**YOUR OBJECTIVE:**
In the entries, find all lines that hold the word "name" and copy them.

**SUPPLIED DATA:**
::::::
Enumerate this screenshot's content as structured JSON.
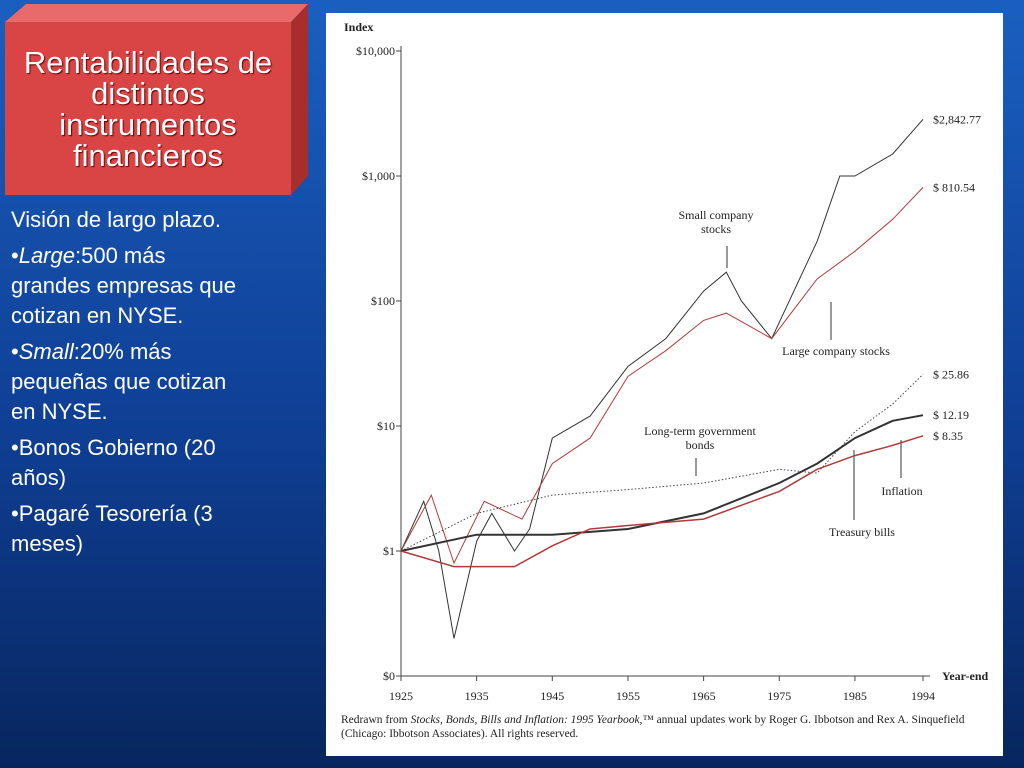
{
  "slide": {
    "title": "Rentabilidades de distintos instrumentos financieros",
    "bullet": "•",
    "intro": "Visión de largo plazo.",
    "items": [
      {
        "em": "Large",
        "text": ":500 más grandes empresas que cotizan en NYSE."
      },
      {
        "em": "Small",
        "text": ":20% más pequeñas que cotizan en NYSE."
      },
      {
        "em": null,
        "text": "Bonos Gobierno (20 años)"
      },
      {
        "em": null,
        "text": "Pagaré Tesorería (3 meses)"
      }
    ]
  },
  "chart_data": {
    "type": "line",
    "ylabel": "Index",
    "xlabel": "Year-end",
    "log_y": true,
    "caption": [
      "Redrawn from ",
      "Stocks, Bonds, Bills and Inflation: 1995 Yearbook,",
      "™ annual updates work by Roger G. Ibbotson and Rex A. Sinquefield (Chicago: Ibbotson Associates). All rights reserved."
    ],
    "xlim": [
      1925,
      1994
    ],
    "xticks": [
      1925,
      1935,
      1945,
      1955,
      1965,
      1975,
      1985,
      1994
    ],
    "ylim": [
      0.1,
      10000
    ],
    "yticks": [
      {
        "value": 0.1,
        "label": "$0"
      },
      {
        "value": 1,
        "label": "$1"
      },
      {
        "value": 10,
        "label": "$10"
      },
      {
        "value": 100,
        "label": "$100"
      },
      {
        "value": 1000,
        "label": "$1,000"
      },
      {
        "value": 10000,
        "label": "$10,000"
      }
    ],
    "series": [
      {
        "name": "Small company stocks",
        "color": "#333333",
        "style": "solid",
        "width": 1,
        "x": [
          1925,
          1928,
          1930,
          1932,
          1935,
          1937,
          1940,
          1942,
          1945,
          1950,
          1955,
          1960,
          1965,
          1968,
          1970,
          1974,
          1980,
          1983,
          1985,
          1990,
          1994
        ],
        "values": [
          1,
          2.5,
          1,
          0.2,
          1.2,
          2,
          1,
          1.5,
          8,
          12,
          30,
          50,
          120,
          170,
          100,
          50,
          300,
          1000,
          1000,
          1500,
          2842.77
        ],
        "value_labels": [
          null,
          null,
          null,
          null,
          null,
          null,
          null,
          null,
          null,
          null,
          null,
          null,
          null,
          null,
          null,
          null,
          null,
          null,
          null,
          null,
          "$2,842.77"
        ]
      },
      {
        "name": "Large company stocks",
        "color": "#b03a3a",
        "style": "solid",
        "width": 1,
        "x": [
          1925,
          1929,
          1932,
          1936,
          1941,
          1945,
          1950,
          1955,
          1960,
          1965,
          1968,
          1974,
          1980,
          1985,
          1990,
          1994
        ],
        "values": [
          1,
          2.8,
          0.8,
          2.5,
          1.8,
          5,
          8,
          25,
          40,
          70,
          80,
          50,
          150,
          250,
          450,
          810.54
        ],
        "value_labels": [
          null,
          null,
          null,
          null,
          null,
          null,
          null,
          null,
          null,
          null,
          null,
          null,
          null,
          null,
          null,
          "$ 810.54"
        ]
      },
      {
        "name": "Long-term government bonds",
        "color": "#444444",
        "style": "dotted",
        "width": 1,
        "x": [
          1925,
          1935,
          1945,
          1955,
          1965,
          1975,
          1980,
          1985,
          1990,
          1994
        ],
        "values": [
          1,
          2,
          2.8,
          3.1,
          3.5,
          4.5,
          4.2,
          9,
          15,
          25.86
        ],
        "value_labels": [
          null,
          null,
          null,
          null,
          null,
          null,
          null,
          null,
          null,
          "$ 25.86"
        ]
      },
      {
        "name": "Treasury bills",
        "color": "#333333",
        "style": "solid",
        "width": 2,
        "x": [
          1925,
          1935,
          1945,
          1955,
          1965,
          1975,
          1980,
          1985,
          1990,
          1994
        ],
        "values": [
          1,
          1.35,
          1.35,
          1.5,
          2,
          3.5,
          5,
          8,
          11,
          12.19
        ],
        "value_labels": [
          null,
          null,
          null,
          null,
          null,
          null,
          null,
          null,
          null,
          "$ 12.19"
        ]
      },
      {
        "name": "Inflation",
        "color": "#b03a3a",
        "style": "solid",
        "width": 1.5,
        "x": [
          1925,
          1932,
          1940,
          1945,
          1950,
          1955,
          1965,
          1975,
          1980,
          1985,
          1990,
          1994
        ],
        "values": [
          1,
          0.75,
          0.75,
          1.1,
          1.5,
          1.6,
          1.8,
          3,
          4.5,
          5.8,
          7,
          8.35
        ],
        "value_labels": [
          null,
          null,
          null,
          null,
          null,
          null,
          null,
          null,
          null,
          null,
          null,
          "$ 8.35"
        ]
      }
    ]
  }
}
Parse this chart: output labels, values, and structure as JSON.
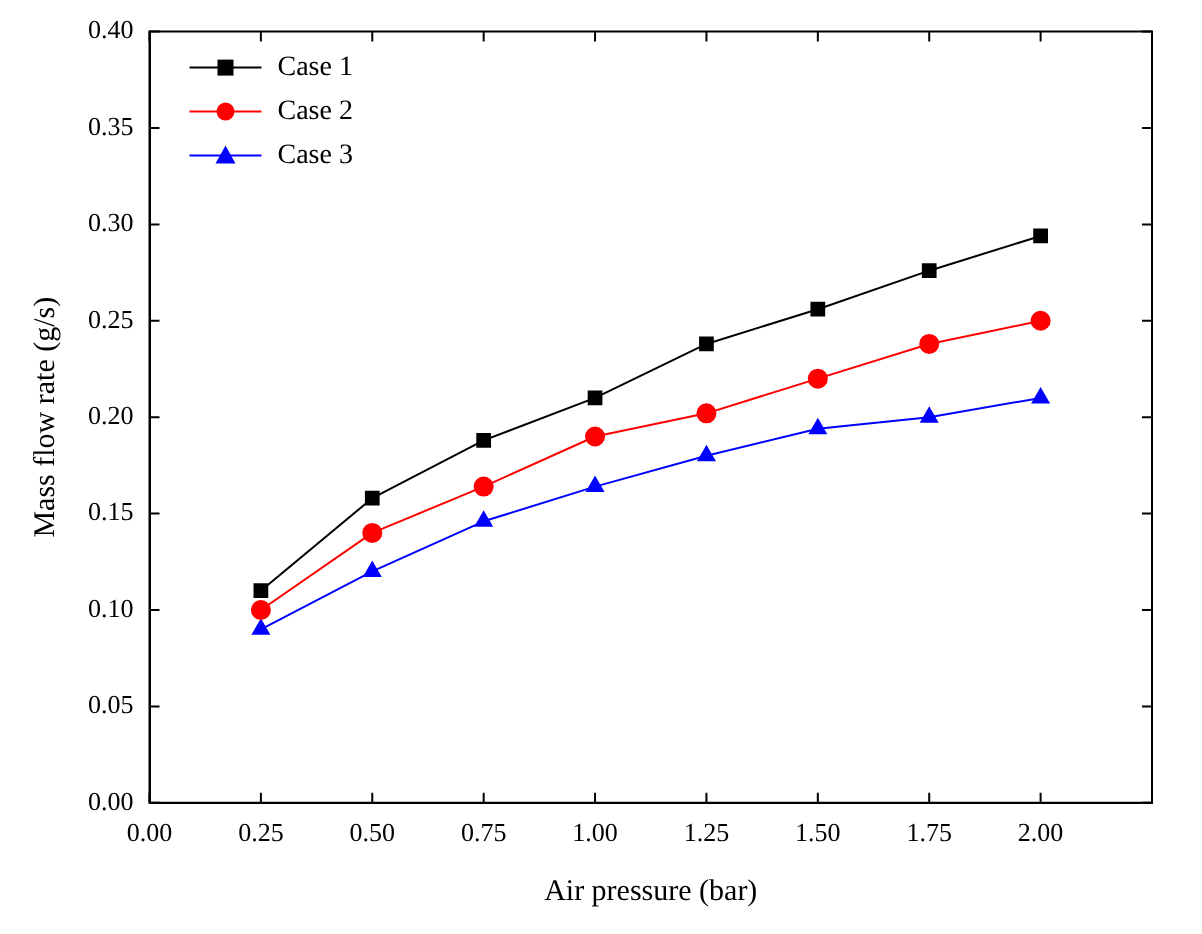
{
  "chart_data": {
    "type": "line",
    "xlabel": "Air pressure (bar)",
    "ylabel": "Mass flow rate (g/s)",
    "x": [
      0.25,
      0.5,
      0.75,
      1.0,
      1.25,
      1.5,
      1.75,
      2.0
    ],
    "xlim": [
      0,
      2.25
    ],
    "xticks": [
      {
        "value": 0,
        "label": "0.00"
      },
      {
        "value": 0.25,
        "label": "0.25"
      },
      {
        "value": 0.5,
        "label": "0.50"
      },
      {
        "value": 0.75,
        "label": "0.75"
      },
      {
        "value": 1,
        "label": "1.00"
      },
      {
        "value": 1.25,
        "label": "1.25"
      },
      {
        "value": 1.5,
        "label": "1.50"
      },
      {
        "value": 1.75,
        "label": "1.75"
      },
      {
        "value": 2,
        "label": "2.00"
      }
    ],
    "ylim": [
      0,
      0.4
    ],
    "yticks": [
      {
        "value": 0,
        "label": "0.00"
      },
      {
        "value": 0.05,
        "label": "0.05"
      },
      {
        "value": 0.1,
        "label": "0.10"
      },
      {
        "value": 0.15,
        "label": "0.15"
      },
      {
        "value": 0.2,
        "label": "0.20"
      },
      {
        "value": 0.25,
        "label": "0.25"
      },
      {
        "value": 0.3,
        "label": "0.30"
      },
      {
        "value": 0.35,
        "label": "0.35"
      },
      {
        "value": 0.4,
        "label": "0.40"
      }
    ],
    "grid": false,
    "legend": "top left",
    "line_style": "solid",
    "series": [
      {
        "name": "Case 1",
        "color": "#000000",
        "marker": "square",
        "values": [
          0.11,
          0.158,
          0.188,
          0.21,
          0.238,
          0.256,
          0.276,
          0.294
        ]
      },
      {
        "name": "Case 2",
        "color": "#ff0000",
        "marker": "circle",
        "values": [
          0.1,
          0.14,
          0.164,
          0.19,
          0.202,
          0.22,
          0.238,
          0.25
        ]
      },
      {
        "name": "Case 3",
        "color": "#0000ff",
        "marker": "triangle",
        "values": [
          0.09,
          0.12,
          0.146,
          0.164,
          0.18,
          0.194,
          0.2,
          0.21
        ]
      }
    ]
  }
}
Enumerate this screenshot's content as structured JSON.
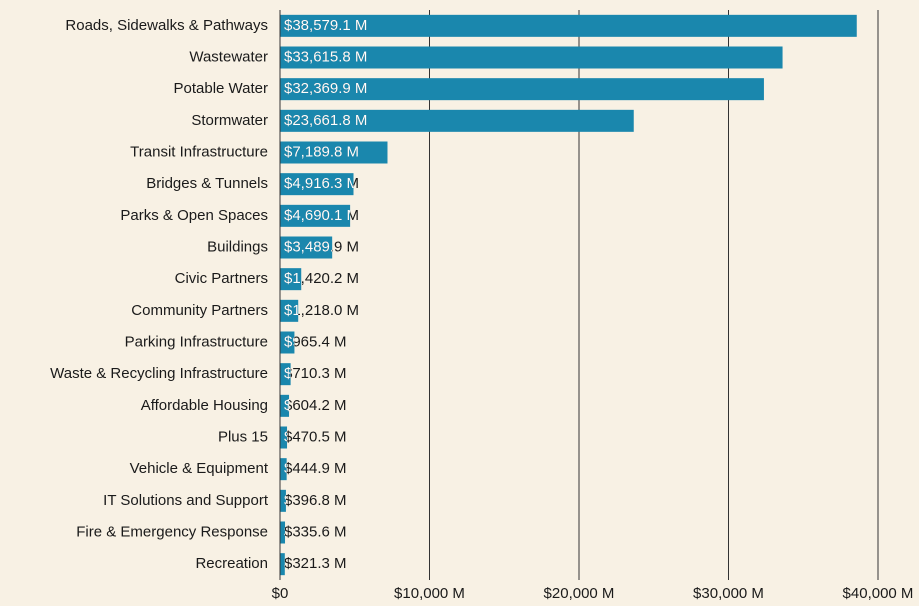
{
  "chart_data": {
    "type": "bar",
    "orientation": "horizontal",
    "categories": [
      "Roads, Sidewalks & Pathways",
      "Wastewater",
      "Potable Water",
      "Stormwater",
      "Transit Infrastructure",
      "Bridges & Tunnels",
      "Parks & Open Spaces",
      "Buildings",
      "Civic Partners",
      "Community Partners",
      "Parking Infrastructure",
      "Waste & Recycling Infrastructure",
      "Affordable Housing",
      "Plus 15",
      "Vehicle & Equipment",
      "IT Solutions and Support",
      "Fire & Emergency Response",
      "Recreation"
    ],
    "values": [
      38579.1,
      33615.8,
      32369.9,
      23661.8,
      7189.8,
      4916.3,
      4690.1,
      3489.9,
      1420.2,
      1218.0,
      965.4,
      710.3,
      604.2,
      470.5,
      444.9,
      396.8,
      335.6,
      321.3
    ],
    "value_labels": [
      "$38,579.1 M",
      "$33,615.8 M",
      "$32,369.9 M",
      "$23,661.8 M",
      "$7,189.8 M",
      "$4,916.3 M",
      "$4,690.1 M",
      "$3,489.9 M",
      "$1,420.2 M",
      "$1,218.0 M",
      "$965.4 M",
      "$710.3 M",
      "$604.2 M",
      "$470.5 M",
      "$444.9 M",
      "$396.8 M",
      "$335.6 M",
      "$321.3 M"
    ],
    "color": "#1a87ad",
    "xlim": [
      0,
      40000
    ],
    "xticks": [
      {
        "value": 0,
        "label": "$0"
      },
      {
        "value": 10000,
        "label": "$10,000 M"
      },
      {
        "value": 20000,
        "label": "$20,000 M"
      },
      {
        "value": 30000,
        "label": "$30,000 M"
      },
      {
        "value": 40000,
        "label": "$40,000 M"
      }
    ],
    "grid": true
  }
}
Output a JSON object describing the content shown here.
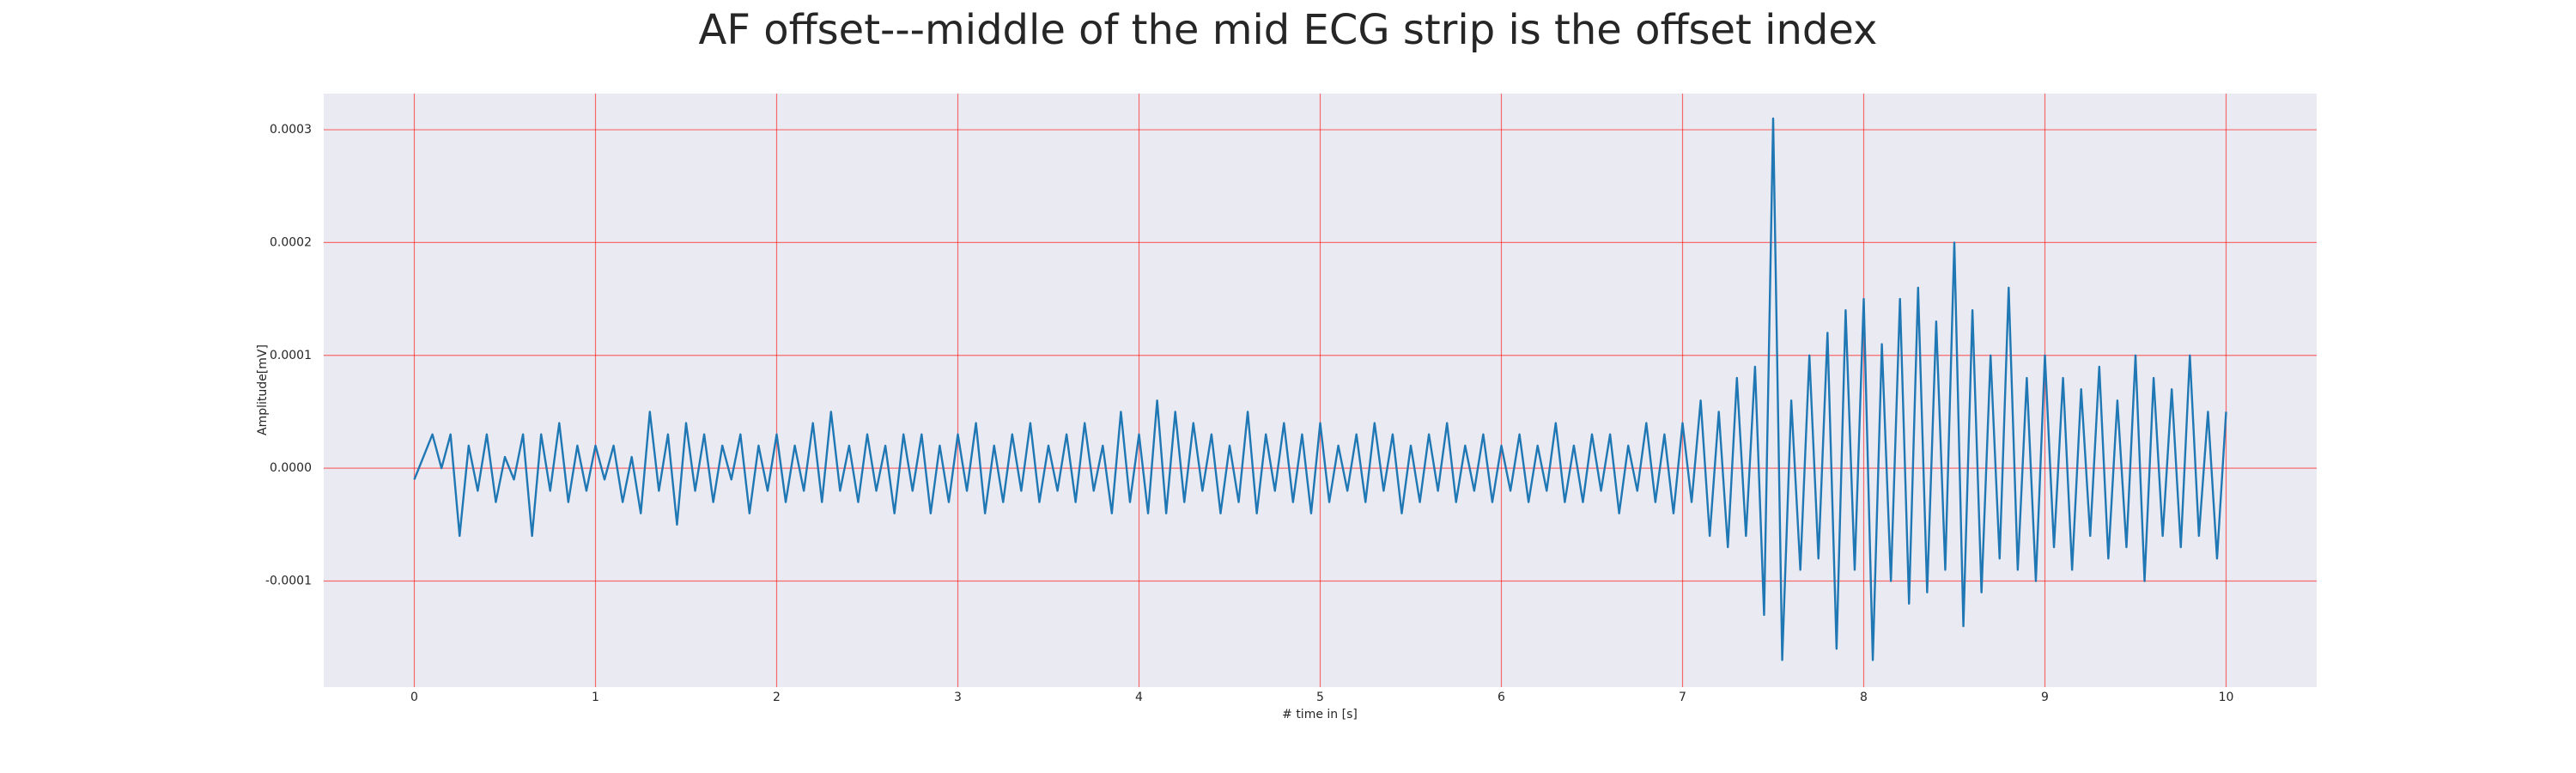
{
  "chart_data": {
    "type": "line",
    "title": "AF offset---middle of the mid ECG strip is the offset index",
    "xlabel": "# time in [s]",
    "ylabel": "Amplitude[mV]",
    "x": [
      0,
      0.05,
      0.1,
      0.15,
      0.2,
      0.25,
      0.3,
      0.35,
      0.4,
      0.45,
      0.5,
      0.55,
      0.6,
      0.65,
      0.7,
      0.75,
      0.8,
      0.85,
      0.9,
      0.95,
      1,
      1.05,
      1.1,
      1.15,
      1.2,
      1.25,
      1.3,
      1.35,
      1.4,
      1.45,
      1.5,
      1.55,
      1.6,
      1.65,
      1.7,
      1.75,
      1.8,
      1.85,
      1.9,
      1.95,
      2,
      2.05,
      2.1,
      2.15,
      2.2,
      2.25,
      2.3,
      2.35,
      2.4,
      2.45,
      2.5,
      2.55,
      2.6,
      2.65,
      2.7,
      2.75,
      2.8,
      2.85,
      2.9,
      2.95,
      3,
      3.05,
      3.1,
      3.15,
      3.2,
      3.25,
      3.3,
      3.35,
      3.4,
      3.45,
      3.5,
      3.55,
      3.6,
      3.65,
      3.7,
      3.75,
      3.8,
      3.85,
      3.9,
      3.95,
      4,
      4.05,
      4.1,
      4.15,
      4.2,
      4.25,
      4.3,
      4.35,
      4.4,
      4.45,
      4.5,
      4.55,
      4.6,
      4.65,
      4.7,
      4.75,
      4.8,
      4.85,
      4.9,
      4.95,
      5,
      5.05,
      5.1,
      5.15,
      5.2,
      5.25,
      5.3,
      5.35,
      5.4,
      5.45,
      5.5,
      5.55,
      5.6,
      5.65,
      5.7,
      5.75,
      5.8,
      5.85,
      5.9,
      5.95,
      6,
      6.05,
      6.1,
      6.15,
      6.2,
      6.25,
      6.3,
      6.35,
      6.4,
      6.45,
      6.5,
      6.55,
      6.6,
      6.65,
      6.7,
      6.75,
      6.8,
      6.85,
      6.9,
      6.95,
      7,
      7.05,
      7.1,
      7.15,
      7.2,
      7.25,
      7.3,
      7.35,
      7.4,
      7.45,
      7.5,
      7.55,
      7.6,
      7.65,
      7.7,
      7.75,
      7.8,
      7.85,
      7.9,
      7.95,
      8,
      8.05,
      8.1,
      8.15,
      8.2,
      8.25,
      8.3,
      8.35,
      8.4,
      8.45,
      8.5,
      8.55,
      8.6,
      8.65,
      8.7,
      8.75,
      8.8,
      8.85,
      8.9,
      8.95,
      9,
      9.05,
      9.1,
      9.15,
      9.2,
      9.25,
      9.3,
      9.35,
      9.4,
      9.45,
      9.5,
      9.55,
      9.6,
      9.65,
      9.7,
      9.75,
      9.8,
      9.85,
      9.9,
      9.95,
      10
    ],
    "series": [
      {
        "color": "#1f77b4",
        "values": [
          -1e-05,
          1e-05,
          3e-05,
          0,
          3e-05,
          -6e-05,
          2e-05,
          -2e-05,
          3e-05,
          -3e-05,
          1e-05,
          -1e-05,
          3e-05,
          -6e-05,
          3e-05,
          -2e-05,
          4e-05,
          -3e-05,
          2e-05,
          -2e-05,
          2e-05,
          -1e-05,
          2e-05,
          -3e-05,
          1e-05,
          -4e-05,
          5e-05,
          -2e-05,
          3e-05,
          -5e-05,
          4e-05,
          -2e-05,
          3e-05,
          -3e-05,
          2e-05,
          -1e-05,
          3e-05,
          -4e-05,
          2e-05,
          -2e-05,
          3e-05,
          -3e-05,
          2e-05,
          -2e-05,
          4e-05,
          -3e-05,
          5e-05,
          -2e-05,
          2e-05,
          -3e-05,
          3e-05,
          -2e-05,
          2e-05,
          -4e-05,
          3e-05,
          -2e-05,
          3e-05,
          -4e-05,
          2e-05,
          -3e-05,
          3e-05,
          -2e-05,
          4e-05,
          -4e-05,
          2e-05,
          -3e-05,
          3e-05,
          -2e-05,
          4e-05,
          -3e-05,
          2e-05,
          -2e-05,
          3e-05,
          -3e-05,
          4e-05,
          -2e-05,
          2e-05,
          -4e-05,
          5e-05,
          -3e-05,
          3e-05,
          -4e-05,
          6e-05,
          -4e-05,
          5e-05,
          -3e-05,
          4e-05,
          -2e-05,
          3e-05,
          -4e-05,
          2e-05,
          -3e-05,
          5e-05,
          -4e-05,
          3e-05,
          -2e-05,
          4e-05,
          -3e-05,
          3e-05,
          -4e-05,
          4e-05,
          -3e-05,
          2e-05,
          -2e-05,
          3e-05,
          -3e-05,
          4e-05,
          -2e-05,
          3e-05,
          -4e-05,
          2e-05,
          -3e-05,
          3e-05,
          -2e-05,
          4e-05,
          -3e-05,
          2e-05,
          -2e-05,
          3e-05,
          -3e-05,
          2e-05,
          -2e-05,
          3e-05,
          -3e-05,
          2e-05,
          -2e-05,
          4e-05,
          -3e-05,
          2e-05,
          -3e-05,
          3e-05,
          -2e-05,
          3e-05,
          -4e-05,
          2e-05,
          -2e-05,
          4e-05,
          -3e-05,
          3e-05,
          -4e-05,
          4e-05,
          -3e-05,
          6e-05,
          -6e-05,
          5e-05,
          -7e-05,
          8e-05,
          -6e-05,
          9e-05,
          -0.00013,
          0.00031,
          -0.00017,
          6e-05,
          -9e-05,
          0.0001,
          -8e-05,
          0.00012,
          -0.00016,
          0.00014,
          -9e-05,
          0.00015,
          -0.00017,
          0.00011,
          -0.0001,
          0.00015,
          -0.00012,
          0.00016,
          -0.00011,
          0.00013,
          -9e-05,
          0.0002,
          -0.00014,
          0.00014,
          -0.00011,
          0.0001,
          -8e-05,
          0.00016,
          -9e-05,
          8e-05,
          -0.0001,
          0.0001,
          -7e-05,
          8e-05,
          -9e-05,
          7e-05,
          -6e-05,
          9e-05,
          -8e-05,
          6e-05,
          -7e-05,
          0.0001,
          -0.0001,
          8e-05,
          -6e-05,
          7e-05,
          -7e-05,
          0.0001,
          -6e-05,
          5e-05,
          -8e-05,
          5e-05
        ]
      }
    ],
    "xlim": [
      -0.5,
      10.5
    ],
    "xticks": [
      0,
      1,
      2,
      3,
      4,
      5,
      6,
      7,
      8,
      9,
      10
    ],
    "ylim": [
      -0.000194,
      0.000332
    ],
    "yticks": [
      {
        "value": -0.0001,
        "label": "-0.0001"
      },
      {
        "value": 0,
        "label": "0.0000"
      },
      {
        "value": 0.0001,
        "label": "0.0001"
      },
      {
        "value": 0.0002,
        "label": "0.0002"
      },
      {
        "value": 0.0003,
        "label": "0.0003"
      }
    ],
    "grid": true,
    "grid_color": "#ff0000"
  }
}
::::::
**ANSWER TO THIS EXERCISE:**
        "name": "Small company stocks",
        "name": "Large company stocks",
        "name": "Long-term government bonds",
        "name": "Treasury bills",
        "name": "Inflation",
        "name": "Case 1",
        "name": "Case 2",
        "name": "Case 3",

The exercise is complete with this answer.